Judge: Mike Camacho, Case: 22SMCV00870, Date: 2024-02-07 Tentative Ruling



Case Number: 22SMCV00870    Hearing Date: February 7, 2024    Dept: P

Tentative Ruling

Wolf v. Kohen et al., Case No. 22SMCV00870

Hearing Date February 7, 2023

Plaintiff Wolf’s Motion for Summary Judgment

 

Plaintiff Daniella Wolf and her husband Yaakov Wolf operated apparel business Why U. Third-party Eisenberg, a business associate, introduced the Wolfs to defendant Jerry Kohen, whose company American Waste was engaged to provide funds to pay for orders of product or material.

 

In 2005 the Wolfs signed a promissory note for $500,000 in favor of Jerry and Orit Kohen, secured by a deed of trust on the Wolfs’ home. Between 2005 and 2015, Yaakov Wolf made payments toward satisfaction of the debt. In 2016, the Kohens assigned the note and deed of trust to defendant Haroni.

 

Plaintiff Daniella Wolf sues for declaratory relief and quiet title, arguing the note and deed of trust are invalid, neither she nor Yaakov owes the Cohens or Haroni any money, and no defendant has a security interest in her property.

 

Plaintiff Wolf moves for summary judgment, arguing undisputed evidence shows the Kohens never lent the Wolfs or their business money, the Kohens waived their right to recover because of unreasonable delay, and the Kohens will be unable to prove damages. Additionally, Wolf argues there is no evidence linking the deed of trust on the Wolf property to the line of credit allegedly created by the note.

 

A plaintiff fulfills the initial burden on summary adjudication or judgment by proving each element of the cause of action. Cal. Code Civ. Proc. §437c(p)(1). The burden then shifts to defendant to show a genuine issue of fact as to one or more elements or an affirmative defense. Celotex Corp. v. Catrett (1986) 477 U.S 317, 323.

 

The parties agree the Wolfs signed a $500,000 promissory note but disagree as to the nature of the loan created.

- EXERCISE TASKS -
• A. List every argument Plaintiff Wolf makes in the tentative ruling in support of her motion for summary judgment.
• B. Based on the tentative ruling, answer yes or no for each statement and quote the words that decide it:
(i) The promissory note the Wolfs signed was for $500,000.
(ii) Daniella Wolf made the payments toward the debt between 2005 and 2015.
(iii) In 2016 the Kohens assigned the note and deed of trust to Haroni.
The items have no connection to the tentative ruling.

- RECORDS PROVIDED -
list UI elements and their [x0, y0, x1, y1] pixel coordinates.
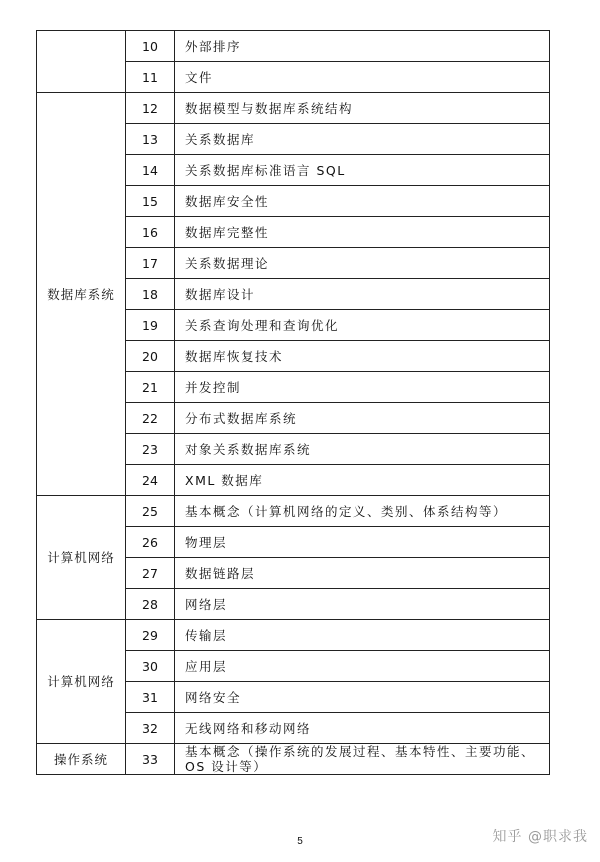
item-topic: 数据库安全性 — [175, 186, 550, 217]
item-topic: 网络层 — [175, 589, 550, 620]
item-number: 25 — [126, 496, 175, 527]
item-number: 17 — [126, 248, 175, 279]
item-number: 19 — [126, 310, 175, 341]
item-topic: 外部排序 — [175, 31, 550, 62]
item-number: 14 — [126, 155, 175, 186]
item-topic: 关系数据库 — [175, 124, 550, 155]
item-number: 15 — [126, 186, 175, 217]
item-topic: 关系查询处理和查询优化 — [175, 310, 550, 341]
category-cell: 计算机网络 — [37, 496, 126, 620]
item-number: 29 — [126, 620, 175, 651]
zhihu-watermark: 知乎 @职求我 — [492, 829, 588, 845]
item-topic: 传输层 — [175, 620, 550, 651]
item-number: 22 — [126, 403, 175, 434]
item-number: 18 — [126, 279, 175, 310]
item-topic: 数据库设计 — [175, 279, 550, 310]
item-number: 23 — [126, 434, 175, 465]
table-row — [37, 93, 550, 124]
item-number: 28 — [126, 589, 175, 620]
item-number: 16 — [126, 217, 175, 248]
item-topic: 基本概念（计算机网络的定义、类别、体系结构等） — [175, 496, 550, 527]
table-row — [37, 744, 550, 775]
item-topic: 分布式数据库系统 — [175, 403, 550, 434]
category-cell: 操作系统 — [37, 744, 126, 775]
item-number: 11 — [126, 62, 175, 93]
item-topic: 关系数据理论 — [175, 248, 550, 279]
item-topic: 并发控制 — [175, 372, 550, 403]
item-topic: 网络安全 — [175, 682, 550, 713]
item-topic: 关系数据库标准语言 SQL — [175, 155, 550, 186]
item-number: 12 — [126, 93, 175, 124]
category-cell: 计算机网络 — [37, 620, 126, 744]
item-number: 30 — [126, 651, 175, 682]
item-number: 32 — [126, 713, 175, 744]
table-row — [37, 620, 550, 651]
item-topic: 数据模型与数据库系统结构 — [175, 93, 550, 124]
item-topic: 应用层 — [175, 651, 550, 682]
item-topic: 物理层 — [175, 527, 550, 558]
table-row — [37, 496, 550, 527]
item-topic: 数据链路层 — [175, 558, 550, 589]
table-row — [37, 31, 550, 62]
item-topic: 文件 — [175, 62, 550, 93]
item-number: 20 — [126, 341, 175, 372]
category-cell — [37, 31, 126, 93]
item-number: 27 — [126, 558, 175, 589]
syllabus-table-body — [37, 31, 550, 775]
page-number: 5 — [297, 836, 303, 847]
item-topic: 基本概念（操作系统的发展过程、基本特性、主要功能、OS 设计等） — [175, 744, 550, 775]
item-number: 26 — [126, 527, 175, 558]
item-number: 10 — [126, 31, 175, 62]
item-number: 24 — [126, 465, 175, 496]
item-topic: 数据库恢复技术 — [175, 341, 550, 372]
item-topic: XML 数据库 — [175, 465, 550, 496]
item-topic: 数据库完整性 — [175, 217, 550, 248]
item-number: 13 — [126, 124, 175, 155]
item-number: 31 — [126, 682, 175, 713]
category-cell: 数据库系统 — [37, 93, 126, 496]
item-number: 33 — [126, 744, 175, 775]
item-number: 21 — [126, 372, 175, 403]
item-topic: 无线网络和移动网络 — [175, 713, 550, 744]
syllabus-table — [36, 30, 550, 775]
item-topic: 对象关系数据库系统 — [175, 434, 550, 465]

- TASK RESPONSES -
• A.
- The Kohens never lent the Wolfs or their business money.
- The Kohens waived their right to recover because of unreasonable delay.
- The Kohens will be unable to prove damages.
- There is no evidence linking the deed of trust on the Wolf property to the line of credit allegedly created by the note.

• B.
(i) Yes: "In 2005 the Wolfs signed a promissory note for $500,000 in favor of Jerry and Orit Kohen"
(ii) No: "Between 2005 and 2015, Yaakov Wolf made payments toward satisfaction of the debt."
(iii) Yes: "In 2016, the Kohens assigned the note and deed of trust to defendant Haroni."